● **Data extracted from a collection**:
────────
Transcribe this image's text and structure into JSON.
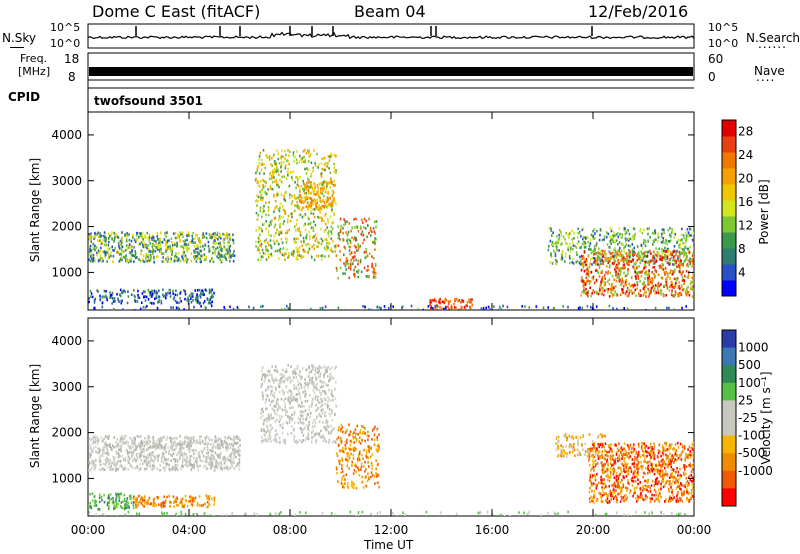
{
  "header": {
    "station": "Dome C East (fitACF)",
    "beam": "Beam 04",
    "date": "12/Feb/2016"
  },
  "strip": {
    "nsky_label": "N.Sky",
    "nsearch_label": "N.Search",
    "nsearch_dots": "......",
    "noise_ticks": [
      "10^5",
      "10^0"
    ],
    "freq_label": "Freq.",
    "freq_unit": "[MHz]",
    "freq_ticks": [
      "18",
      "8"
    ],
    "nave_label": "Nave",
    "nave_dots": "....",
    "nave_ticks": [
      "60",
      "0"
    ],
    "cpid_label": "CPID",
    "cpid_value": "twofsound 3501"
  },
  "chart_data": [
    {
      "type": "heatmap",
      "panel": "power",
      "xlabel": "",
      "ylabel": "Slant Range [km]",
      "x_ticks": [
        "00:00",
        "04:00",
        "08:00",
        "12:00",
        "16:00",
        "20:00",
        "00:00"
      ],
      "xlim_hours": [
        0,
        24
      ],
      "ylim_km": [
        180,
        4500
      ],
      "y_ticks": [
        1000,
        2000,
        3000,
        4000
      ],
      "colorbar": {
        "label": "Power [dB]",
        "ticks": [
          4,
          8,
          12,
          16,
          20,
          24,
          28
        ],
        "range": [
          0,
          30
        ],
        "colors": [
          "#0000ff",
          "#2850c8",
          "#2e7d6e",
          "#3a9a4a",
          "#7cc832",
          "#d2e61e",
          "#f0c800",
          "#f5a000",
          "#f07800",
          "#e84010",
          "#e00000"
        ]
      },
      "echo_regions": [
        {
          "t": [
            0,
            5.8
          ],
          "r": [
            1250,
            1900
          ],
          "value": "12-20 dB"
        },
        {
          "t": [
            0,
            5.0
          ],
          "r": [
            350,
            650
          ],
          "value": "4-12 dB"
        },
        {
          "t": [
            6.6,
            9.8
          ],
          "r": [
            1300,
            3700
          ],
          "value": "12-24 dB"
        },
        {
          "t": [
            13.5,
            15.0
          ],
          "r": [
            200,
            500
          ],
          "value": "24-28 dB"
        },
        {
          "t": [
            18.2,
            24
          ],
          "r": [
            500,
            2100
          ],
          "value": "12-28 dB"
        }
      ]
    },
    {
      "type": "heatmap",
      "panel": "velocity",
      "xlabel": "Time UT",
      "ylabel": "Slant Range [km]",
      "x_ticks": [
        "00:00",
        "04:00",
        "08:00",
        "12:00",
        "16:00",
        "20:00",
        "00:00"
      ],
      "xlim_hours": [
        0,
        24
      ],
      "ylim_km": [
        180,
        4500
      ],
      "y_ticks": [
        1000,
        2000,
        3000,
        4000
      ],
      "colorbar": {
        "label": "Velocity [m s⁻¹]",
        "ticks": [
          "1000",
          "500",
          "100",
          "25",
          "-25",
          "-100",
          "-500",
          "-1000"
        ],
        "colors": [
          "#2a3ca8",
          "#3c78b4",
          "#2f8a56",
          "#55c046",
          "#c8c8c0",
          "#c8c8c0",
          "#f5b400",
          "#f08c00",
          "#f05a00",
          "#ff0000"
        ]
      },
      "echo_regions": [
        {
          "t": [
            0,
            6.0
          ],
          "r": [
            1200,
            1950
          ],
          "value": "-25 to 25 m/s"
        },
        {
          "t": [
            0,
            5.0
          ],
          "r": [
            350,
            650
          ],
          "value": "25-100 m/s"
        },
        {
          "t": [
            7.0,
            9.8
          ],
          "r": [
            1800,
            3500
          ],
          "value": "-25 to 25 m/s"
        },
        {
          "t": [
            9.8,
            11.5
          ],
          "r": [
            800,
            2200
          ],
          "value": "-100 to -500 m/s"
        },
        {
          "t": [
            18.5,
            24
          ],
          "r": [
            500,
            1800
          ],
          "value": "-500 to -1000 m/s"
        }
      ]
    }
  ]
}
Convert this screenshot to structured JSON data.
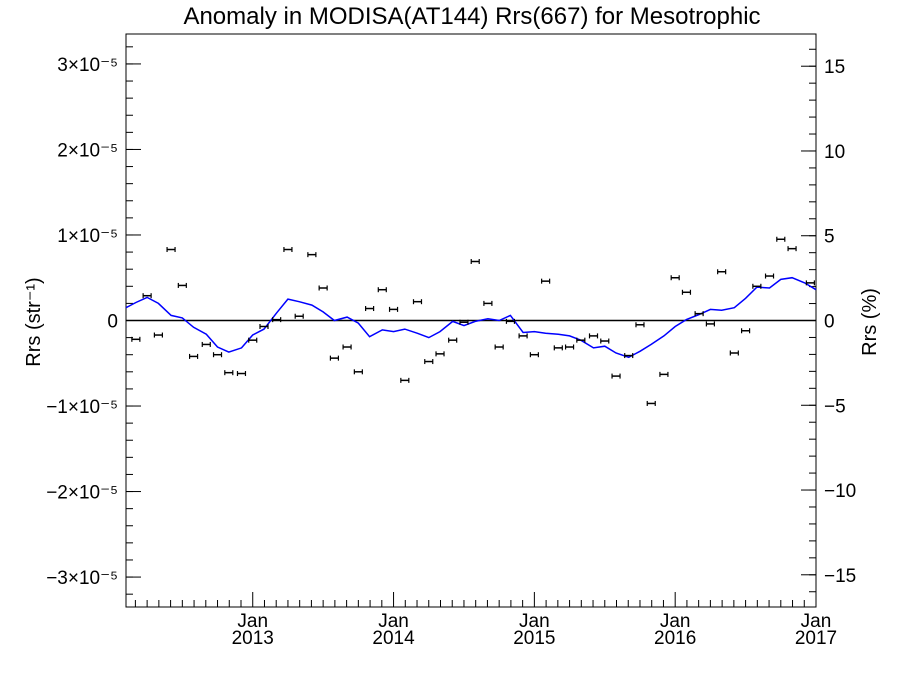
{
  "chart_data": {
    "type": "scatter",
    "title": "Anomaly in MODISA(AT144) Rrs(667) for Mesotrophic",
    "ylabel_left": "Rrs (str⁻¹)",
    "ylabel_right": "Rrs (%)",
    "y_left_ticks": [
      {
        "value": 3e-05,
        "label": "3×10⁻⁵"
      },
      {
        "value": 2e-05,
        "label": "2×10⁻⁵"
      },
      {
        "value": 1e-05,
        "label": "1×10⁻⁵"
      },
      {
        "value": 0,
        "label": "0"
      },
      {
        "value": -1e-05,
        "label": "−1×10⁻⁵"
      },
      {
        "value": -2e-05,
        "label": "−2×10⁻⁵"
      },
      {
        "value": -3e-05,
        "label": "−3×10⁻⁵"
      }
    ],
    "y_right_ticks": [
      {
        "value": 15,
        "label": "15"
      },
      {
        "value": 10,
        "label": "10"
      },
      {
        "value": 5,
        "label": "5"
      },
      {
        "value": 0,
        "label": "0"
      },
      {
        "value": -5,
        "label": "−5"
      },
      {
        "value": -10,
        "label": "−10"
      },
      {
        "value": -15,
        "label": "−15"
      }
    ],
    "x_ticks": [
      {
        "value": 2013.0,
        "month": "Jan",
        "year": "2013"
      },
      {
        "value": 2014.0,
        "month": "Jan",
        "year": "2014"
      },
      {
        "value": 2015.0,
        "month": "Jan",
        "year": "2015"
      },
      {
        "value": 2016.0,
        "month": "Jan",
        "year": "2016"
      },
      {
        "value": 2017.0,
        "month": "Jan",
        "year": "2017"
      }
    ],
    "xlim": [
      2012.1,
      2017.0
    ],
    "ylim_left": [
      -3.35e-05,
      3.35e-05
    ],
    "ylim_right": [
      -16.9,
      16.9
    ],
    "zero_line": true,
    "colors": {
      "points": "#000000",
      "line": "#0000ff"
    },
    "points": [
      {
        "x": 2012.17,
        "y": -2.2e-06
      },
      {
        "x": 2012.25,
        "y": 2.9e-06
      },
      {
        "x": 2012.33,
        "y": -1.7e-06
      },
      {
        "x": 2012.42,
        "y": 8.3e-06
      },
      {
        "x": 2012.5,
        "y": 4.1e-06
      },
      {
        "x": 2012.58,
        "y": -4.2e-06
      },
      {
        "x": 2012.67,
        "y": -2.8e-06
      },
      {
        "x": 2012.75,
        "y": -4e-06
      },
      {
        "x": 2012.83,
        "y": -6.1e-06
      },
      {
        "x": 2012.92,
        "y": -6.2e-06
      },
      {
        "x": 2013.0,
        "y": -2.3e-06
      },
      {
        "x": 2013.08,
        "y": -7e-07
      },
      {
        "x": 2013.17,
        "y": 1e-07
      },
      {
        "x": 2013.25,
        "y": 8.3e-06
      },
      {
        "x": 2013.33,
        "y": 5e-07
      },
      {
        "x": 2013.42,
        "y": 7.7e-06
      },
      {
        "x": 2013.5,
        "y": 3.8e-06
      },
      {
        "x": 2013.58,
        "y": -4.4e-06
      },
      {
        "x": 2013.67,
        "y": -3.1e-06
      },
      {
        "x": 2013.75,
        "y": -6e-06
      },
      {
        "x": 2013.83,
        "y": 1.4e-06
      },
      {
        "x": 2013.92,
        "y": 3.6e-06
      },
      {
        "x": 2014.0,
        "y": 1.3e-06
      },
      {
        "x": 2014.08,
        "y": -7e-06
      },
      {
        "x": 2014.17,
        "y": 2.2e-06
      },
      {
        "x": 2014.25,
        "y": -4.8e-06
      },
      {
        "x": 2014.33,
        "y": -3.9e-06
      },
      {
        "x": 2014.42,
        "y": -2.3e-06
      },
      {
        "x": 2014.5,
        "y": -2e-07
      },
      {
        "x": 2014.58,
        "y": 6.9e-06
      },
      {
        "x": 2014.67,
        "y": 2e-06
      },
      {
        "x": 2014.75,
        "y": -3.1e-06
      },
      {
        "x": 2014.83,
        "y": -1e-07
      },
      {
        "x": 2014.92,
        "y": -1.8e-06
      },
      {
        "x": 2015.0,
        "y": -4e-06
      },
      {
        "x": 2015.08,
        "y": 4.6e-06
      },
      {
        "x": 2015.17,
        "y": -3.2e-06
      },
      {
        "x": 2015.25,
        "y": -3.1e-06
      },
      {
        "x": 2015.33,
        "y": -2.3e-06
      },
      {
        "x": 2015.42,
        "y": -1.8e-06
      },
      {
        "x": 2015.5,
        "y": -2.4e-06
      },
      {
        "x": 2015.58,
        "y": -6.5e-06
      },
      {
        "x": 2015.67,
        "y": -4.1e-06
      },
      {
        "x": 2015.75,
        "y": -5e-07
      },
      {
        "x": 2015.83,
        "y": -9.7e-06
      },
      {
        "x": 2015.92,
        "y": -6.3e-06
      },
      {
        "x": 2016.0,
        "y": 5e-06
      },
      {
        "x": 2016.08,
        "y": 3.3e-06
      },
      {
        "x": 2016.17,
        "y": 8e-07
      },
      {
        "x": 2016.25,
        "y": -4e-07
      },
      {
        "x": 2016.33,
        "y": 5.7e-06
      },
      {
        "x": 2016.42,
        "y": -3.8e-06
      },
      {
        "x": 2016.5,
        "y": -1.2e-06
      },
      {
        "x": 2016.58,
        "y": 4e-06
      },
      {
        "x": 2016.67,
        "y": 5.2e-06
      },
      {
        "x": 2016.75,
        "y": 9.5e-06
      },
      {
        "x": 2016.83,
        "y": 8.4e-06
      },
      {
        "x": 2016.96,
        "y": 4.4e-06
      }
    ],
    "line": [
      {
        "x": 2012.1,
        "y": 1.5e-06
      },
      {
        "x": 2012.17,
        "y": 2.1e-06
      },
      {
        "x": 2012.25,
        "y": 2.7e-06
      },
      {
        "x": 2012.33,
        "y": 2e-06
      },
      {
        "x": 2012.42,
        "y": 6e-07
      },
      {
        "x": 2012.5,
        "y": 3e-07
      },
      {
        "x": 2012.58,
        "y": -8e-07
      },
      {
        "x": 2012.67,
        "y": -1.6e-06
      },
      {
        "x": 2012.75,
        "y": -3.1e-06
      },
      {
        "x": 2012.83,
        "y": -3.7e-06
      },
      {
        "x": 2012.92,
        "y": -3.2e-06
      },
      {
        "x": 2013.0,
        "y": -1.7e-06
      },
      {
        "x": 2013.08,
        "y": -1e-06
      },
      {
        "x": 2013.17,
        "y": 9e-07
      },
      {
        "x": 2013.25,
        "y": 2.5e-06
      },
      {
        "x": 2013.33,
        "y": 2.2e-06
      },
      {
        "x": 2013.42,
        "y": 1.8e-06
      },
      {
        "x": 2013.5,
        "y": 1e-06
      },
      {
        "x": 2013.58,
        "y": 0.0
      },
      {
        "x": 2013.67,
        "y": 4e-07
      },
      {
        "x": 2013.75,
        "y": -3e-07
      },
      {
        "x": 2013.83,
        "y": -1.9e-06
      },
      {
        "x": 2013.92,
        "y": -1.1e-06
      },
      {
        "x": 2014.0,
        "y": -1.3e-06
      },
      {
        "x": 2014.08,
        "y": -1e-06
      },
      {
        "x": 2014.17,
        "y": -1.5e-06
      },
      {
        "x": 2014.25,
        "y": -2e-06
      },
      {
        "x": 2014.33,
        "y": -1.3e-06
      },
      {
        "x": 2014.42,
        "y": -1e-07
      },
      {
        "x": 2014.5,
        "y": -6e-07
      },
      {
        "x": 2014.58,
        "y": -1e-07
      },
      {
        "x": 2014.67,
        "y": 2e-07
      },
      {
        "x": 2014.75,
        "y": 0.0
      },
      {
        "x": 2014.83,
        "y": 6e-07
      },
      {
        "x": 2014.92,
        "y": -1.4e-06
      },
      {
        "x": 2015.0,
        "y": -1.3e-06
      },
      {
        "x": 2015.08,
        "y": -1.5e-06
      },
      {
        "x": 2015.17,
        "y": -1.6e-06
      },
      {
        "x": 2015.25,
        "y": -1.8e-06
      },
      {
        "x": 2015.33,
        "y": -2.3e-06
      },
      {
        "x": 2015.42,
        "y": -3.2e-06
      },
      {
        "x": 2015.5,
        "y": -3e-06
      },
      {
        "x": 2015.58,
        "y": -3.8e-06
      },
      {
        "x": 2015.67,
        "y": -4.3e-06
      },
      {
        "x": 2015.75,
        "y": -3.6e-06
      },
      {
        "x": 2015.83,
        "y": -2.8e-06
      },
      {
        "x": 2015.92,
        "y": -1.8e-06
      },
      {
        "x": 2016.0,
        "y": -7e-07
      },
      {
        "x": 2016.08,
        "y": 1e-07
      },
      {
        "x": 2016.17,
        "y": 7e-07
      },
      {
        "x": 2016.25,
        "y": 1.3e-06
      },
      {
        "x": 2016.33,
        "y": 1.2e-06
      },
      {
        "x": 2016.42,
        "y": 1.5e-06
      },
      {
        "x": 2016.5,
        "y": 2.6e-06
      },
      {
        "x": 2016.58,
        "y": 3.9e-06
      },
      {
        "x": 2016.67,
        "y": 3.8e-06
      },
      {
        "x": 2016.75,
        "y": 4.8e-06
      },
      {
        "x": 2016.83,
        "y": 5e-06
      },
      {
        "x": 2016.92,
        "y": 4.4e-06
      },
      {
        "x": 2017.0,
        "y": 3.6e-06
      }
    ]
  }
}
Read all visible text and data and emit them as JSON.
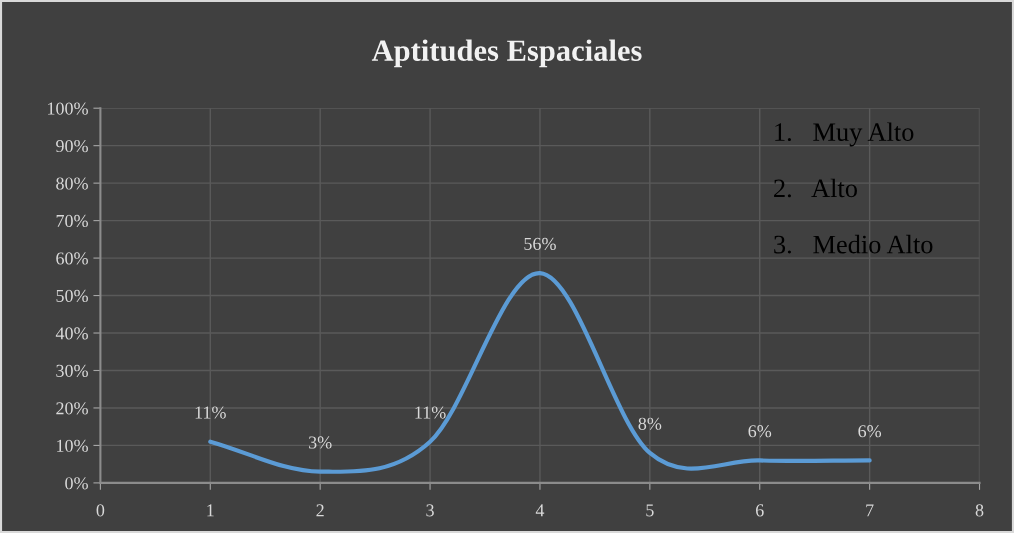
{
  "chart_data": {
    "type": "line",
    "title": "Aptitudes Espaciales",
    "x": [
      1,
      2,
      3,
      4,
      5,
      6,
      7
    ],
    "series": [
      {
        "color": "#5b9bd5",
        "values": [
          11,
          3,
          11,
          56,
          8,
          6,
          6
        ],
        "value_labels": [
          "11%",
          "3%",
          "11%",
          "56%",
          "8%",
          "6%",
          "6%"
        ]
      }
    ],
    "xlim": [
      0,
      8
    ],
    "xticks": [
      0,
      1,
      2,
      3,
      4,
      5,
      6,
      7,
      8
    ],
    "ylim": [
      0,
      100
    ],
    "yticks": [
      {
        "value": 0,
        "label": "0%"
      },
      {
        "value": 10,
        "label": "10%"
      },
      {
        "value": 20,
        "label": "20%"
      },
      {
        "value": 30,
        "label": "30%"
      },
      {
        "value": 40,
        "label": "40%"
      },
      {
        "value": 50,
        "label": "50%"
      },
      {
        "value": 60,
        "label": "60%"
      },
      {
        "value": 70,
        "label": "70%"
      },
      {
        "value": 80,
        "label": "80%"
      },
      {
        "value": 90,
        "label": "90%"
      },
      {
        "value": 100,
        "label": "100%"
      }
    ],
    "grid": true,
    "marker": "none",
    "line_style": "solid",
    "annotations": [
      "1.   Muy Alto",
      "2.   Alto",
      "3.   Medio Alto"
    ]
  }
}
────────
● **WORK INSTRUCTIONS**:
From the material above, gather all lines that include the string "this" and copy them.

● **FULL SOLUTION**:
Transcribe this image's text and structure into JSON.
Convert this screenshot to structured JSON data.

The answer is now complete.